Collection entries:
+--

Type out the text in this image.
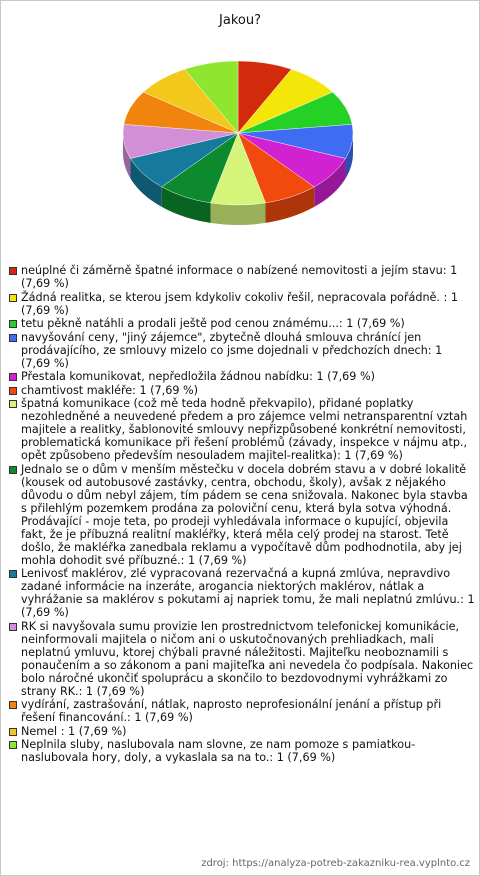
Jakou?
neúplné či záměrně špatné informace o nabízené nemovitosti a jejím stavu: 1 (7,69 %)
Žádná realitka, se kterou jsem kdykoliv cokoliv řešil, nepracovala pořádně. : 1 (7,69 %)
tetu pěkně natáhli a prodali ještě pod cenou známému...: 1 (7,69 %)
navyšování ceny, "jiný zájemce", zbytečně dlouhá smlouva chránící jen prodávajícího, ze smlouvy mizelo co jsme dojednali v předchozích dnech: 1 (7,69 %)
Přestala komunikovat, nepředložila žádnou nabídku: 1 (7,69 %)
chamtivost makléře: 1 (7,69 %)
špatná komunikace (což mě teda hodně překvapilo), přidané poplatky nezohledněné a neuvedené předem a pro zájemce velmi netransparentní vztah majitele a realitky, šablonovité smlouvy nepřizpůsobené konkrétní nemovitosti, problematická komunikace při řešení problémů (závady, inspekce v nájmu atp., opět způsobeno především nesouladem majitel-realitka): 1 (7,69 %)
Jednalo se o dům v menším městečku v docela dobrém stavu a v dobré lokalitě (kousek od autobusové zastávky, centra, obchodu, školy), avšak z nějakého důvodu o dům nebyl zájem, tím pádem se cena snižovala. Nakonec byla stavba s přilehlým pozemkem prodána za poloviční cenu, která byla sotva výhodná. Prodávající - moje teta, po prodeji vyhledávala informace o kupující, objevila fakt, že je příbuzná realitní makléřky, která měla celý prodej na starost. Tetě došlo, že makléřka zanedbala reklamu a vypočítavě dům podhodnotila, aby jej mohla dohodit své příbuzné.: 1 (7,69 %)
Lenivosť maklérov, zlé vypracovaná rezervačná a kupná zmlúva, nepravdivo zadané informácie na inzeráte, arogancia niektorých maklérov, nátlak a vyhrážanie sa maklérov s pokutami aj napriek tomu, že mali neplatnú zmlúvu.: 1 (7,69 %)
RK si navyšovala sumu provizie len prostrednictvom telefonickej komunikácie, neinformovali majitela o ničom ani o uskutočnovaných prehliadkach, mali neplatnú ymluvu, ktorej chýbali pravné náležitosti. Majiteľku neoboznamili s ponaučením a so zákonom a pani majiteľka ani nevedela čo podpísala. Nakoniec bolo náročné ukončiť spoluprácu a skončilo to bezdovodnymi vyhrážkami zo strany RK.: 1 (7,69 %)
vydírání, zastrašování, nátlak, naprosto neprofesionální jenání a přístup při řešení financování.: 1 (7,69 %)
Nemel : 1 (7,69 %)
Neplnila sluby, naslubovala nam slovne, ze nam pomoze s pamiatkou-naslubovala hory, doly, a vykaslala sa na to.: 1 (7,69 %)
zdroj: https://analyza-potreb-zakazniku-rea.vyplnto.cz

+--

Direction: Copy each line above that contains the word "zájemce".

Expected output:
navyšování ceny, "jiný zájemce", zbytečně dlouhá smlouva chránící jen prodávajícího, ze smlouvy mizelo co jsme dojednali v předchozích dnech: 1 (7,69 %)
špatná komunikace (což mě teda hodně překvapilo), přidané poplatky nezohledněné a neuvedené předem a pro zájemce velmi netransparentní vztah majitele a realitky, šablonovité smlouvy nepřizpůsobené konkrétní nemovitosti, problematická komunikace při řešení problémů (závady, inspekce v nájmu atp., opět způsobeno především nesouladem majitel-realitka): 1 (7,69 %)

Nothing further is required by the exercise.